**YOUR OBJECTIVE:** Where a line of the listing below includes the word "data", reproduce that line.

**LISTED ENTRIES:**
═══
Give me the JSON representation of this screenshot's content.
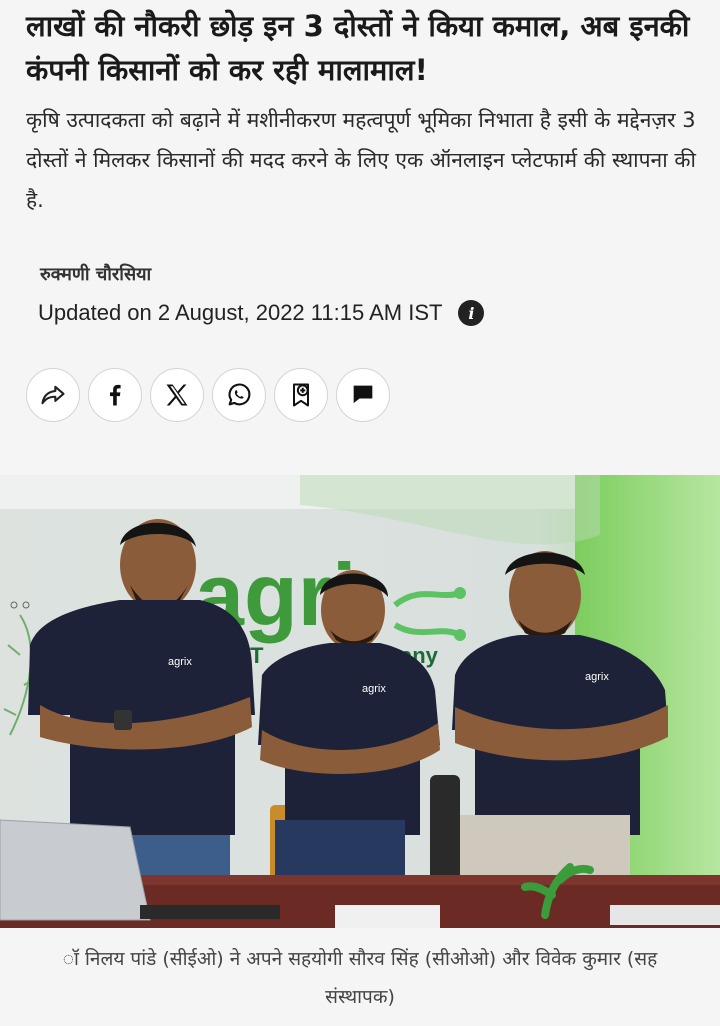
{
  "article": {
    "headline": "लाखों की नौकरी छोड़ इन 3 दोस्तों ने किया कमाल, अब इनकी कंपनी किसानों को कर रही मालामाल!",
    "summary": "कृषि उत्पादकता को बढ़ाने में मशीनीकरण महत्वपूर्ण भूमिका निभाता है इसी के मद्देनज़र 3 दोस्तों ने मिलकर किसानों की मदद करने के लिए एक ऑनलाइन प्लेटफार्म की स्थापना की है.",
    "author": "रुक्मणी चौरसिया",
    "updated": "Updated on 2 August, 2022 11:15 AM IST"
  },
  "share_buttons": [
    {
      "icon": "share-icon"
    },
    {
      "icon": "facebook-icon"
    },
    {
      "icon": "x-icon"
    },
    {
      "icon": "whatsapp-icon"
    },
    {
      "icon": "bookmark-add-icon"
    },
    {
      "icon": "comment-icon"
    }
  ],
  "photo": {
    "wall_logo_text": "agri",
    "wall_tagline_left": "T",
    "wall_tagline_right": "any",
    "shirt_logo": "agrix"
  },
  "caption": {
    "line1": "ॉ निलय पांडे (सीईओ) ने अपने सहयोगी सौरव सिंह (सीओओ) और विवेक कुमार (सह",
    "line2": "संस्थापक)"
  },
  "colors": {
    "accent_green": "#3db14a",
    "shirt_navy": "#1d2238",
    "page_bg": "#f5f5f5"
  }
}
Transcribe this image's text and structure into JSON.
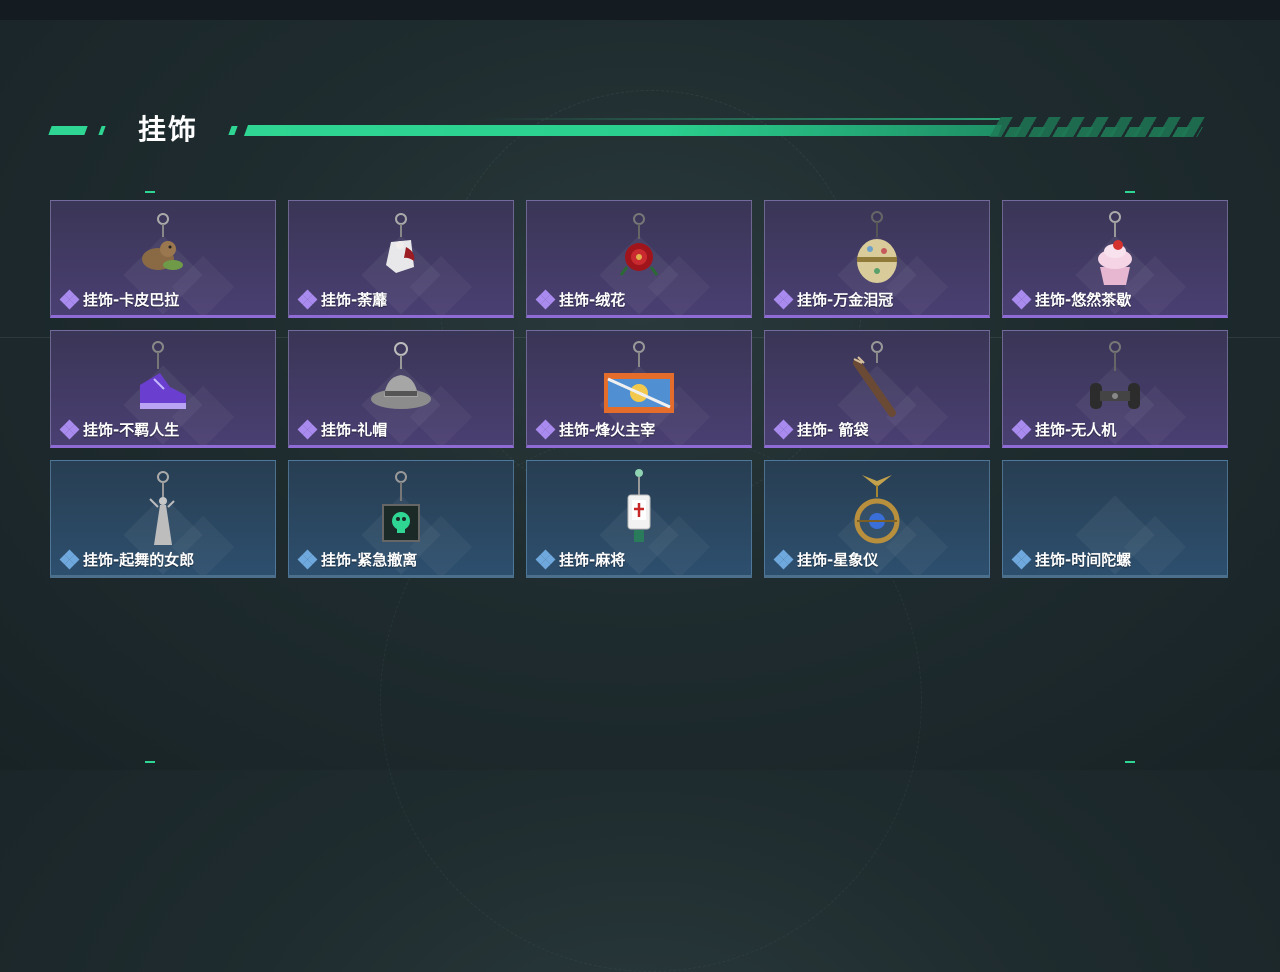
{
  "page": {
    "title": "挂饰"
  },
  "colors": {
    "accent": "#2fd693",
    "purple_rarity": "#8f6bd6",
    "blue_rarity": "#4f96d3"
  },
  "items": [
    {
      "label": "挂饰-卡皮巴拉",
      "rarity": "purple",
      "icon": "capybara-charm-icon"
    },
    {
      "label": "挂饰-荼蘼",
      "rarity": "purple",
      "icon": "flower-doll-charm-icon"
    },
    {
      "label": "挂饰-绒花",
      "rarity": "purple",
      "icon": "red-flower-charm-icon"
    },
    {
      "label": "挂饰-万金泪冠",
      "rarity": "purple",
      "icon": "jeweled-egg-charm-icon"
    },
    {
      "label": "挂饰-悠然茶歇",
      "rarity": "purple",
      "icon": "cupcake-charm-icon"
    },
    {
      "label": "挂饰-不羁人生",
      "rarity": "purple",
      "icon": "sneaker-charm-icon"
    },
    {
      "label": "挂饰-礼帽",
      "rarity": "purple",
      "icon": "fedora-hat-charm-icon"
    },
    {
      "label": "挂饰-烽火主宰",
      "rarity": "purple",
      "icon": "container-charm-icon"
    },
    {
      "label": "挂饰- 箭袋",
      "rarity": "purple",
      "icon": "quiver-charm-icon"
    },
    {
      "label": "挂饰-无人机",
      "rarity": "purple",
      "icon": "drone-wheels-charm-icon"
    },
    {
      "label": "挂饰-起舞的女郎",
      "rarity": "blue",
      "icon": "dancer-figurine-charm-icon"
    },
    {
      "label": "挂饰-紧急撤离",
      "rarity": "blue",
      "icon": "skull-box-charm-icon"
    },
    {
      "label": "挂饰-麻将",
      "rarity": "blue",
      "icon": "mahjong-tile-charm-icon"
    },
    {
      "label": "挂饰-星象仪",
      "rarity": "blue",
      "icon": "astrolabe-charm-icon"
    },
    {
      "label": "挂饰-时间陀螺",
      "rarity": "blue",
      "icon": "spinning-top-charm-icon"
    }
  ]
}
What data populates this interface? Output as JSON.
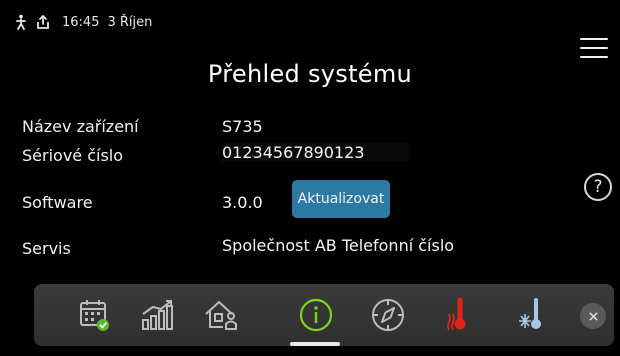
{
  "status_bar": {
    "icons": [
      "person-icon",
      "share-icon"
    ],
    "time": "16:45",
    "date": "3 Říjen"
  },
  "header": {
    "title": "Přehled systému"
  },
  "info": {
    "device_name_label": "Název zařízení",
    "device_name_value": "S735",
    "serial_label": "Sériové číslo",
    "serial_value": "01234567890123",
    "software_label": "Software",
    "software_value": "3.0.0",
    "update_button_label": "Aktualizovat",
    "service_label": "Servis",
    "service_value": "Společnost AB Telefonní číslo"
  },
  "help": {
    "glyph": "?"
  },
  "dock": {
    "items": [
      {
        "icon": "calendar-check-icon"
      },
      {
        "icon": "bar-chart-icon"
      },
      {
        "icon": "house-person-icon"
      },
      {
        "icon": "info-icon",
        "active": true
      },
      {
        "icon": "compass-icon"
      },
      {
        "icon": "heating-thermometer-icon",
        "accent": "#e2231a"
      },
      {
        "icon": "cooling-thermometer-icon",
        "accent": "#a6c8e8"
      }
    ],
    "close_icon": "close-icon"
  },
  "colors": {
    "background": "#000000",
    "dock": "#333333",
    "button": "#2c79a3",
    "active_icon": "#7dd321",
    "heating": "#e2231a",
    "cooling": "#a6c8e8"
  }
}
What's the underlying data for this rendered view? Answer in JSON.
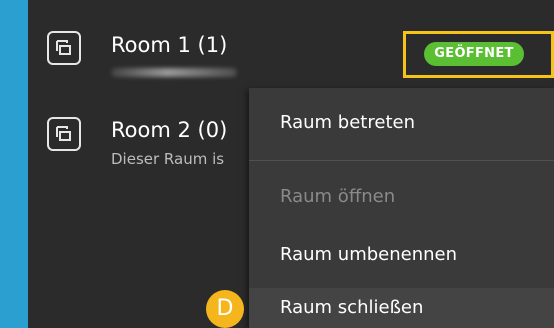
{
  "rooms": [
    {
      "title": "Room 1 (1)",
      "subtitle": "",
      "icon": "room-icon",
      "badge": "GEÖFFNET"
    },
    {
      "title": "Room 2 (0)",
      "subtitle": "Dieser Raum is",
      "icon": "room-icon"
    }
  ],
  "context_menu": {
    "items": [
      {
        "label": "Raum betreten",
        "enabled": true
      },
      {
        "label": "Raum öffnen",
        "enabled": false
      },
      {
        "label": "Raum umbenennen",
        "enabled": true
      },
      {
        "label": "Raum schließen",
        "enabled": true
      }
    ]
  },
  "callout_marker": "D",
  "colors": {
    "background": "#2b9fcf",
    "panel": "#2b2b2b",
    "menu": "#3a3a3a",
    "badge_green": "#5bbf33",
    "highlight_yellow": "#f6c418",
    "marker_orange": "#f5b51c"
  }
}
═══
**RESULT OF THE TASK:**
What data populates this interface? Output as JSON.
What's the underlying data for this rendered view? Answer in JSON.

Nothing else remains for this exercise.